***** RECORDS FOR PROCESSING
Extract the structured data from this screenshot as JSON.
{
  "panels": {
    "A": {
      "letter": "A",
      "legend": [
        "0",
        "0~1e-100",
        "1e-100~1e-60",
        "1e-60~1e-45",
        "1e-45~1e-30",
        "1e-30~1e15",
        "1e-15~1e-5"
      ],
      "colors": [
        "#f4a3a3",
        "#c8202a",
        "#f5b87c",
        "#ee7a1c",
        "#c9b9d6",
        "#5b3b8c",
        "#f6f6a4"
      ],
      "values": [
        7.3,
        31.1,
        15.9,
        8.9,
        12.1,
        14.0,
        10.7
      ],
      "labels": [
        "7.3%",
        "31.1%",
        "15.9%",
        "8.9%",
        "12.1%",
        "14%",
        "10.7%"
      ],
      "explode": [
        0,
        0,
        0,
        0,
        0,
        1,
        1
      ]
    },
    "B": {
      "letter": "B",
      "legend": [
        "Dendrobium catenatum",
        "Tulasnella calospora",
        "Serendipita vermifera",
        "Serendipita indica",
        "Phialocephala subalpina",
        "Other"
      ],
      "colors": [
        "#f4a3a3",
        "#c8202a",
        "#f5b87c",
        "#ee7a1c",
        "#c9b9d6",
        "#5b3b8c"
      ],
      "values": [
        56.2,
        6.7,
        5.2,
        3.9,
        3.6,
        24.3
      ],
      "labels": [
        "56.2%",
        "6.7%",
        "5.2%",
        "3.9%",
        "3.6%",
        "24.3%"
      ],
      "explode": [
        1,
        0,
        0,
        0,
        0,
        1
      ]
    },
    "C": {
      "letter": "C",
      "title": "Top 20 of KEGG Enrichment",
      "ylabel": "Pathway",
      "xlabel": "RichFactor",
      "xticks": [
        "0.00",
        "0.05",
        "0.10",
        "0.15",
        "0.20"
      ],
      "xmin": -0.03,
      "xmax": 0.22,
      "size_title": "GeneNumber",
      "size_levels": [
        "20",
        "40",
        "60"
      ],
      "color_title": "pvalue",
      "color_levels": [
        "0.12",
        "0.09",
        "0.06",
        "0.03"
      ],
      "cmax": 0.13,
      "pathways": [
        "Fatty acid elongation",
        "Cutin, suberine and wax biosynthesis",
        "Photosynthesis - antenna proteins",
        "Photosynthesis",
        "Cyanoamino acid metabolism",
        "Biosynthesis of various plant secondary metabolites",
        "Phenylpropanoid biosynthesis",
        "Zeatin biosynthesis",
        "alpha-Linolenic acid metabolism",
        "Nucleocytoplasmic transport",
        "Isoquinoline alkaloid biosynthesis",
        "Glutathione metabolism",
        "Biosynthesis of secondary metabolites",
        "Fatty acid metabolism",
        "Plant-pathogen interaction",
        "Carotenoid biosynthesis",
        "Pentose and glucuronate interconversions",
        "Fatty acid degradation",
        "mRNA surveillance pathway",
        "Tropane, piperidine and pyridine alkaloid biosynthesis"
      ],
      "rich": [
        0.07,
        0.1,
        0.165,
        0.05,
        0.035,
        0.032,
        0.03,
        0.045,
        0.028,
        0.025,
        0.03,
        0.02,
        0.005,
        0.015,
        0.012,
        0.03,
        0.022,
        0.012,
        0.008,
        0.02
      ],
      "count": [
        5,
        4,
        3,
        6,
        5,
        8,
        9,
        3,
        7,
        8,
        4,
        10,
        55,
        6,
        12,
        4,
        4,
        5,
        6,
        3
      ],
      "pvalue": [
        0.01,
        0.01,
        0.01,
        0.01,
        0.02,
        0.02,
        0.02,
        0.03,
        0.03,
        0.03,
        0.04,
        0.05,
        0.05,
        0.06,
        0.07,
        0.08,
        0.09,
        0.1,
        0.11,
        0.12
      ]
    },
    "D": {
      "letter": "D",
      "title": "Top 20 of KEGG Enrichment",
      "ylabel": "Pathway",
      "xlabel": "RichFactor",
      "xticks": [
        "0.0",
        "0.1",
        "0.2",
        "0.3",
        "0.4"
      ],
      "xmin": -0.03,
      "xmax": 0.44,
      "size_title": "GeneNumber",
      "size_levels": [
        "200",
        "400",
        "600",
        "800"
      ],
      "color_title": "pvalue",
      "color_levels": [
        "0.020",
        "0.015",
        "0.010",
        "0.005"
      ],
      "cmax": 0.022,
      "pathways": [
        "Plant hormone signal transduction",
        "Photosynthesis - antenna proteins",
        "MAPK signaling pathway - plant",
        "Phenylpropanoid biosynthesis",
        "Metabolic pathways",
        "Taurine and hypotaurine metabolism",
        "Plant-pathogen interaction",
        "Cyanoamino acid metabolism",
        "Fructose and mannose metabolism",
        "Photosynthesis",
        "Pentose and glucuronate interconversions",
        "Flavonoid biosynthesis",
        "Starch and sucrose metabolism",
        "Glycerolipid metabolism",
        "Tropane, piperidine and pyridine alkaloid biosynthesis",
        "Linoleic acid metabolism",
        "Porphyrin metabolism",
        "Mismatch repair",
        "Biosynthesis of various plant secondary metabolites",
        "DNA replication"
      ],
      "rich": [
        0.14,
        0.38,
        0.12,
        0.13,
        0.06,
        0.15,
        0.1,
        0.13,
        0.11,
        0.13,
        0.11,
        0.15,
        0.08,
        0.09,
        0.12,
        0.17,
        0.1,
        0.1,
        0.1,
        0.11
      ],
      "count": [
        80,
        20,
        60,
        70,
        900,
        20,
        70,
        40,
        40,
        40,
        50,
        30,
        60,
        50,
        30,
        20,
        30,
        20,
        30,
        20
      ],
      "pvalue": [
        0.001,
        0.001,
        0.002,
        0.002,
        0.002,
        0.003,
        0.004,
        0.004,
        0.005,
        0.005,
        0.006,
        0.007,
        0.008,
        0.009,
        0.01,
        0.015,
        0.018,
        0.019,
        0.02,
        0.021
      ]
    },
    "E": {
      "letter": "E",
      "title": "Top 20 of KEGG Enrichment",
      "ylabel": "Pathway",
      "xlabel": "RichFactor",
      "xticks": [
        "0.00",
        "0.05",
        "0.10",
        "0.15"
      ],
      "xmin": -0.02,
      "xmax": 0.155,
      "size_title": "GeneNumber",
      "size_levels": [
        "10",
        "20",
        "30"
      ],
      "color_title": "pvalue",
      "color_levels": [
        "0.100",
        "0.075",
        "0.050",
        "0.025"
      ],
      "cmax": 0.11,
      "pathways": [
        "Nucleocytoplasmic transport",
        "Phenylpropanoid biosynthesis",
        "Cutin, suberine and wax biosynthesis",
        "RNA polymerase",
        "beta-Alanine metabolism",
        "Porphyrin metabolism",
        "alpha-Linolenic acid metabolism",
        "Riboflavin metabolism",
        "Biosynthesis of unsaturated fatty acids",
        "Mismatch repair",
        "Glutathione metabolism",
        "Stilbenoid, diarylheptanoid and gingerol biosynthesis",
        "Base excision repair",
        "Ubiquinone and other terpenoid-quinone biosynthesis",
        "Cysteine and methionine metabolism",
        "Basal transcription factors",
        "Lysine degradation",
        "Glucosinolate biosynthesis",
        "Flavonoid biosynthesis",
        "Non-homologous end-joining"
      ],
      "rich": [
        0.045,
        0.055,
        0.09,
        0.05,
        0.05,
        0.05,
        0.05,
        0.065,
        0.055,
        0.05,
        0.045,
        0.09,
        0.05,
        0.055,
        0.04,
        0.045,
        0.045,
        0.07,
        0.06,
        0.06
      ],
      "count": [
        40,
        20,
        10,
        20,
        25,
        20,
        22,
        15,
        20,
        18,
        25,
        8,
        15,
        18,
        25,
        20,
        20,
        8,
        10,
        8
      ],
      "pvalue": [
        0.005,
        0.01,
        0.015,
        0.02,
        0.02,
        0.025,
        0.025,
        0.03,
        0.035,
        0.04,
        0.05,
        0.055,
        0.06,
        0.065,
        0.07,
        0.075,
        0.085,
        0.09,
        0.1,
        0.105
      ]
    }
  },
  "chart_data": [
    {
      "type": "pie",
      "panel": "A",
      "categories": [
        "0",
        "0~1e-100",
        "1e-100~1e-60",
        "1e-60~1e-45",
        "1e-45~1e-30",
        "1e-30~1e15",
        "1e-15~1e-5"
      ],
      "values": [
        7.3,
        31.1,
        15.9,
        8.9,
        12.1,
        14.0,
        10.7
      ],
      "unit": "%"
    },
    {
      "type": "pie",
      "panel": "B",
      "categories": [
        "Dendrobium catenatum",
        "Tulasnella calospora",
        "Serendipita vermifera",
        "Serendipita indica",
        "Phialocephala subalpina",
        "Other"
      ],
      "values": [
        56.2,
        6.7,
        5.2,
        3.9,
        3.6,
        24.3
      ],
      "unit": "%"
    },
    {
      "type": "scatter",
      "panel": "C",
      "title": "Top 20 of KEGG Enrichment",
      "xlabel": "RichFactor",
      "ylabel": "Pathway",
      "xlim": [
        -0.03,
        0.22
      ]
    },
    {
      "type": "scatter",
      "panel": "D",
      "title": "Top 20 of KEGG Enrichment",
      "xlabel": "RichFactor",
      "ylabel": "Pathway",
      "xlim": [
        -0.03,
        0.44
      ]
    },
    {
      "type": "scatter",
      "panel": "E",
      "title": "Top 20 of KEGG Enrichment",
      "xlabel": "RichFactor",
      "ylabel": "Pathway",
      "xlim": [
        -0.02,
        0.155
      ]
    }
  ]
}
**********
→ **WHAT YOU WILL DO**
If the word "letter" is on a line above, return that line.

→ **EXERCISE ANSWER**
      "letter": "A",
      "letter": "B",
      "letter": "C",
      "letter": "D",
      "letter": "E",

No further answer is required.